═════ Data to process

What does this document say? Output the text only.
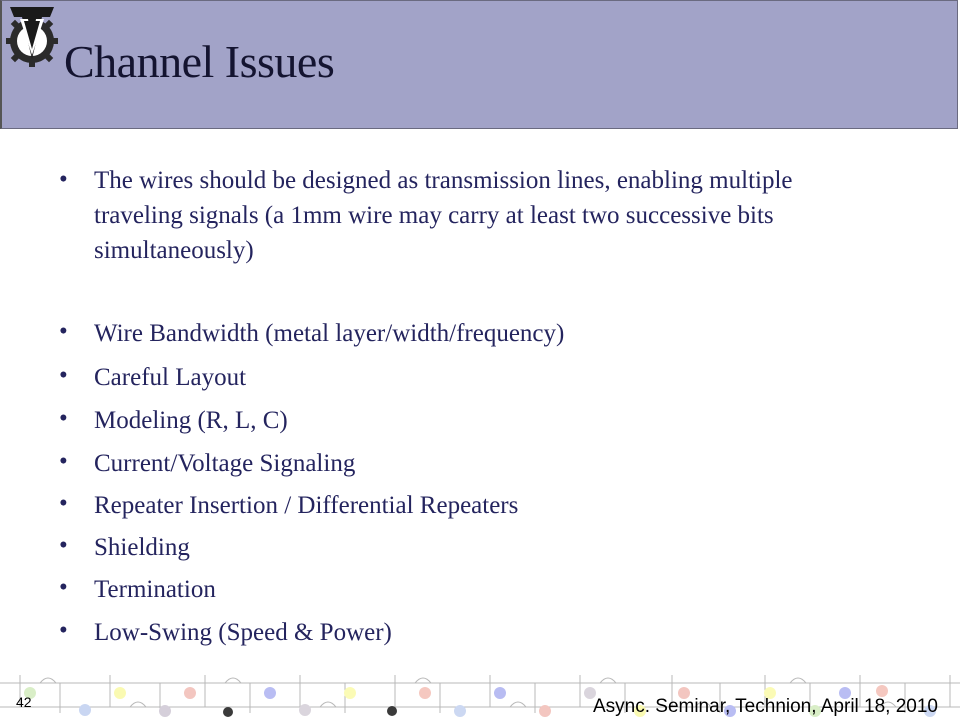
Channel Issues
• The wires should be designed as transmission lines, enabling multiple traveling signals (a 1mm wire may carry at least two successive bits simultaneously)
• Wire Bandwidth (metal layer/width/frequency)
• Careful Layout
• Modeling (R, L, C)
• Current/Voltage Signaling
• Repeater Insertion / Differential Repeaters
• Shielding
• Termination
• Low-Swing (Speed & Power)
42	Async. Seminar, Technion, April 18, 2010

══════════

▶ [What you need to do]:
Transcribe every entry word for word, but skip the pictures.

▶ [The result]:
What does this document say? Output the text only.
Channel Issues
• The wires should be designed as transmission lines, enabling multiple traveling signals (a 1mm wire may carry at least two successive bits simultaneously)
• Wire Bandwidth (metal layer/width/frequency)
• Careful Layout
• Modeling (R, L, C)
• Current/Voltage Signaling
• Repeater Insertion / Differential Repeaters
• Shielding
• Termination
• Low-Swing (Speed & Power)
42	Async. Seminar, Technion, April 18, 2010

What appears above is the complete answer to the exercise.